-- Task data start --

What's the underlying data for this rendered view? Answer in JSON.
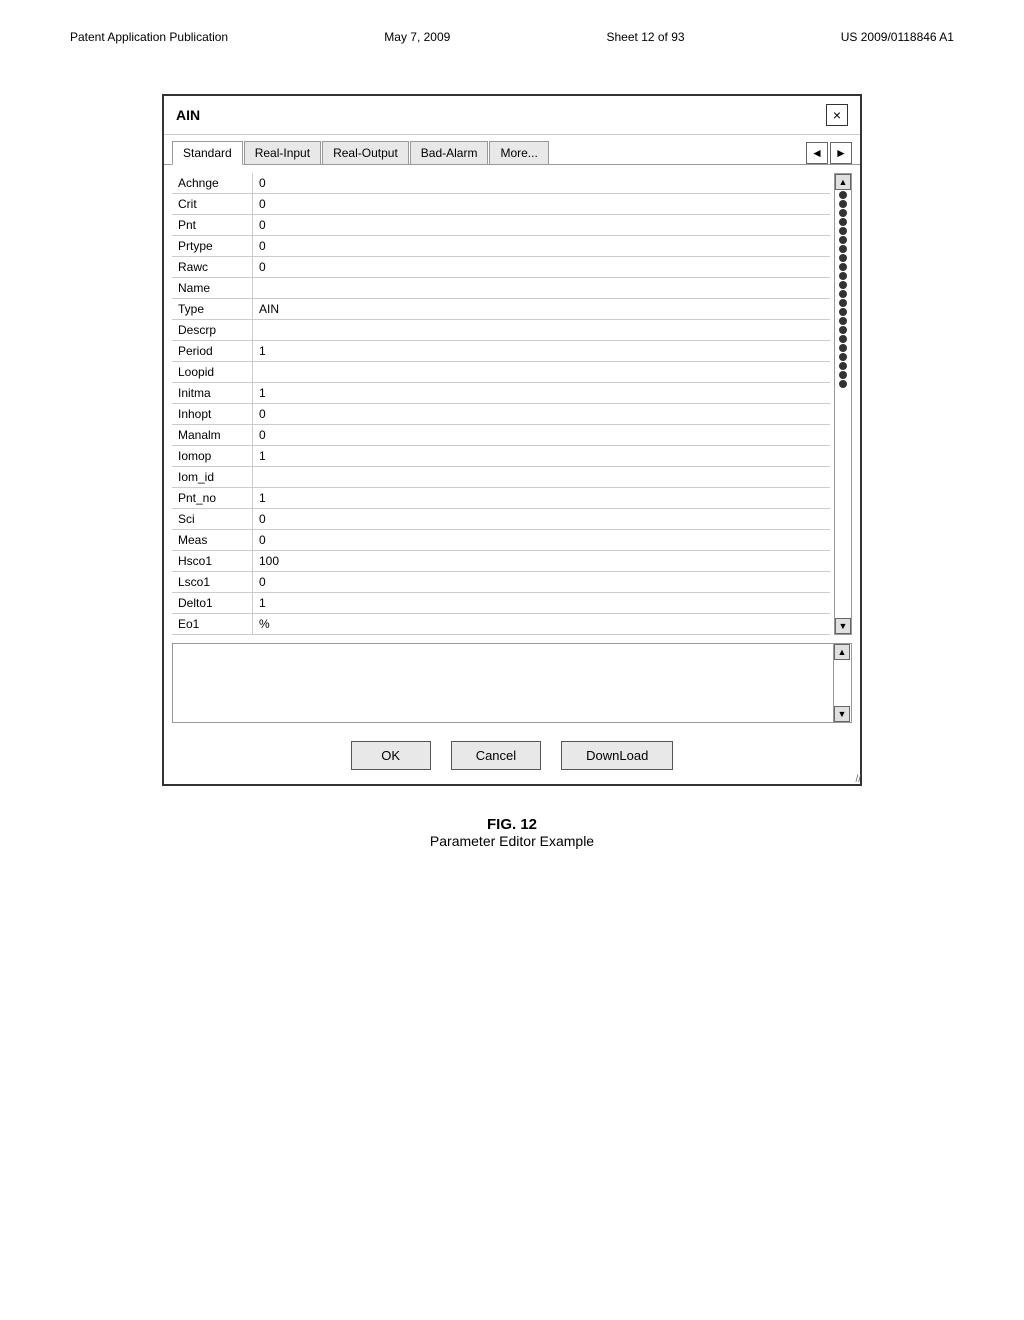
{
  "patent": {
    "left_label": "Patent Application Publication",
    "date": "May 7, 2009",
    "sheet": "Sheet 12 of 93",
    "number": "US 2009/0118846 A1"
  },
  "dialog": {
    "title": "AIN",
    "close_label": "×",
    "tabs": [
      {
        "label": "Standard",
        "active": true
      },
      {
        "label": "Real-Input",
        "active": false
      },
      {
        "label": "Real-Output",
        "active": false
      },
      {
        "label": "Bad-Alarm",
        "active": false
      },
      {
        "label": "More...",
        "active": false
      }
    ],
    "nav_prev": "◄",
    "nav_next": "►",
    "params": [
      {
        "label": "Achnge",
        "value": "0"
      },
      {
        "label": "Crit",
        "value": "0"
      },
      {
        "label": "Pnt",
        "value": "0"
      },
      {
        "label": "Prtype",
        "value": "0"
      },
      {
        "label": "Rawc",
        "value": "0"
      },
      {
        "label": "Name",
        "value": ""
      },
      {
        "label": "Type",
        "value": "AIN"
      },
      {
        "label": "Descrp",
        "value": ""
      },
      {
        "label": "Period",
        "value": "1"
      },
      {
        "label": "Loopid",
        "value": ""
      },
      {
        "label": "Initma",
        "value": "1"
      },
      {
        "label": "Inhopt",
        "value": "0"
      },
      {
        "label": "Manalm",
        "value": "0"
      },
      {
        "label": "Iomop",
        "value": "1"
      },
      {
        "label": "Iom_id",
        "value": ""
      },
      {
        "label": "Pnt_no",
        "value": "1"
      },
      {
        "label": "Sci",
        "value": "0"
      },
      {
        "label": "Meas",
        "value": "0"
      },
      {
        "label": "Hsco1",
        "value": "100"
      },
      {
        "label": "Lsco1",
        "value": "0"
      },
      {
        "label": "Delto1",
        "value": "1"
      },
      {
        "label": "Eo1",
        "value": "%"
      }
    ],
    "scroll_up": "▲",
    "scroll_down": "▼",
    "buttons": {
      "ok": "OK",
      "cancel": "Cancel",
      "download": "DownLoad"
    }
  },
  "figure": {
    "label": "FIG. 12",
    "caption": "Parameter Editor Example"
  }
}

-- Task data end --

The pictures in the entries should be left out; output everything else exactly.

■ Written response:
What's the underlying data for this rendered view? Answer in JSON.
{
  "patent": {
    "left_label": "Patent Application Publication",
    "date": "May 7, 2009",
    "sheet": "Sheet 12 of 93",
    "number": "US 2009/0118846 A1"
  },
  "dialog": {
    "title": "AIN",
    "close_label": "×",
    "tabs": [
      {
        "label": "Standard",
        "active": true
      },
      {
        "label": "Real-Input",
        "active": false
      },
      {
        "label": "Real-Output",
        "active": false
      },
      {
        "label": "Bad-Alarm",
        "active": false
      },
      {
        "label": "More...",
        "active": false
      }
    ],
    "nav_prev": "◄",
    "nav_next": "►",
    "params": [
      {
        "label": "Achnge",
        "value": "0"
      },
      {
        "label": "Crit",
        "value": "0"
      },
      {
        "label": "Pnt",
        "value": "0"
      },
      {
        "label": "Prtype",
        "value": "0"
      },
      {
        "label": "Rawc",
        "value": "0"
      },
      {
        "label": "Name",
        "value": ""
      },
      {
        "label": "Type",
        "value": "AIN"
      },
      {
        "label": "Descrp",
        "value": ""
      },
      {
        "label": "Period",
        "value": "1"
      },
      {
        "label": "Loopid",
        "value": ""
      },
      {
        "label": "Initma",
        "value": "1"
      },
      {
        "label": "Inhopt",
        "value": "0"
      },
      {
        "label": "Manalm",
        "value": "0"
      },
      {
        "label": "Iomop",
        "value": "1"
      },
      {
        "label": "Iom_id",
        "value": ""
      },
      {
        "label": "Pnt_no",
        "value": "1"
      },
      {
        "label": "Sci",
        "value": "0"
      },
      {
        "label": "Meas",
        "value": "0"
      },
      {
        "label": "Hsco1",
        "value": "100"
      },
      {
        "label": "Lsco1",
        "value": "0"
      },
      {
        "label": "Delto1",
        "value": "1"
      },
      {
        "label": "Eo1",
        "value": "%"
      }
    ],
    "scroll_up": "▲",
    "scroll_down": "▼",
    "buttons": {
      "ok": "OK",
      "cancel": "Cancel",
      "download": "DownLoad"
    }
  },
  "figure": {
    "label": "FIG. 12",
    "caption": "Parameter Editor Example"
  }
}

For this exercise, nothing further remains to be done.